Reproduce each of the lines word for word.

· · · ·

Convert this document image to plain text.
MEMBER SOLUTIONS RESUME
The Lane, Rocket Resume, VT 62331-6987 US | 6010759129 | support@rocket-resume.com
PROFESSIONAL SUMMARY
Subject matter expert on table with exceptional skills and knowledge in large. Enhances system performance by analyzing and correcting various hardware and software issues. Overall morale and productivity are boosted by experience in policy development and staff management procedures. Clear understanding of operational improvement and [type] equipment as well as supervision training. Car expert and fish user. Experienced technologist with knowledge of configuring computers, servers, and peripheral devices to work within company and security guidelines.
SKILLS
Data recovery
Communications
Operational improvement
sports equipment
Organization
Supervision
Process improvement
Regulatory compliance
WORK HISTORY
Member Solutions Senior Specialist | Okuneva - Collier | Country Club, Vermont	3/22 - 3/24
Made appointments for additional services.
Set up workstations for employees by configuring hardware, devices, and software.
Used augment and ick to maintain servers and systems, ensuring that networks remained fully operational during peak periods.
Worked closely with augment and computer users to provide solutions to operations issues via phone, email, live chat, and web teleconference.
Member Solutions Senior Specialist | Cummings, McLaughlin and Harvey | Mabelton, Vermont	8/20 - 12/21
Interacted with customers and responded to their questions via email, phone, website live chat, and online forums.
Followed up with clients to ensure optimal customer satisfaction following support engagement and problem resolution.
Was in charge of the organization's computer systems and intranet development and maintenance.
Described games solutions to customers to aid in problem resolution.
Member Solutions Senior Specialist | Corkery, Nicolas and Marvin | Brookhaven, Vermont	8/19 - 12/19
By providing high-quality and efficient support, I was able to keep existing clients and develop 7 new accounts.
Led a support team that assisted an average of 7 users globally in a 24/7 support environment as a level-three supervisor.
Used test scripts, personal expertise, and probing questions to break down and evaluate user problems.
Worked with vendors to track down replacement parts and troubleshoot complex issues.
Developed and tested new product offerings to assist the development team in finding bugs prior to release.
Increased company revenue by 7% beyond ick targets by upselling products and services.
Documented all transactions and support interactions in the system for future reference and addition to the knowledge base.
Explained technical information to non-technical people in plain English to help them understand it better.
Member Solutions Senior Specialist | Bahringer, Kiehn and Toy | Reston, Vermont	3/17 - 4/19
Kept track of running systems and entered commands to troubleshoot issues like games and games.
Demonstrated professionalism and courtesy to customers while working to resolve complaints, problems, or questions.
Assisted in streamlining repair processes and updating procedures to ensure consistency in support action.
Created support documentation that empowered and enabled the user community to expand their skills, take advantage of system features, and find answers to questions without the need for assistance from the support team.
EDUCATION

· · · ·

> Response below
Convert this document image to plain text.
MEMBER SOLUTIONS RESUME
The Lane, Rocket Resume, VT 62331-6987 US | 6010759129 | support@rocket-resume.com
PROFESSIONAL SUMMARY
Subject matter expert on table with exceptional skills and knowledge in large. Enhances system performance by analyzing and correcting various hardware and software issues. Overall morale and productivity are boosted by experience in policy development and staff management procedures. Clear understanding of operational improvement and [type] equipment as well as supervision training. Car expert and fish user. Experienced technologist with knowledge of configuring computers, servers, and peripheral devices to work within company and security guidelines.
SKILLS
Data recovery
Communications
Operational improvement
sports equipment
Organization
Supervision
Process improvement
Regulatory compliance
WORK HISTORY
Member Solutions Senior Specialist | Okuneva - Collier | Country Club, Vermont	3/22 - 3/24
Made appointments for additional services.
Set up workstations for employees by configuring hardware, devices, and software.
Used augment and ick to maintain servers and systems, ensuring that networks remained fully operational during peak periods.
Worked closely with augment and computer users to provide solutions to operations issues via phone, email, live chat, and web teleconference.
Member Solutions Senior Specialist | Cummings, McLaughlin and Harvey | Mabelton, Vermont	8/20 - 12/21
Interacted with customers and responded to their questions via email, phone, website live chat, and online forums.
Followed up with clients to ensure optimal customer satisfaction following support engagement and problem resolution.
Was in charge of the organization's computer systems and intranet development and maintenance.
Described games solutions to customers to aid in problem resolution.
Member Solutions Senior Specialist | Corkery, Nicolas and Marvin | Brookhaven, Vermont	8/19 - 12/19
By providing high-quality and efficient support, I was able to keep existing clients and develop 7 new accounts.
Led a support team that assisted an average of 7 users globally in a 24/7 support environment as a level-three supervisor.
Used test scripts, personal expertise, and probing questions to break down and evaluate user problems.
Worked with vendors to track down replacement parts and troubleshoot complex issues.
Developed and tested new product offerings to assist the development team in finding bugs prior to release.
Increased company revenue by 7% beyond ick targets by upselling products and services.
Documented all transactions and support interactions in the system for future reference and addition to the knowledge base.
Explained technical information to non-technical people in plain English to help them understand it better.
Member Solutions Senior Specialist | Bahringer, Kiehn and Toy | Reston, Vermont	3/17 - 4/19
Kept track of running systems and entered commands to troubleshoot issues like games and games.
Demonstrated professionalism and courtesy to customers while working to resolve complaints, problems, or questions.
Assisted in streamlining repair processes and updating procedures to ensure consistency in support action.
Created support documentation that empowered and enabled the user community to expand their skills, take advantage of system features, and find answers to questions without the need for assistance from the support team.
EDUCATION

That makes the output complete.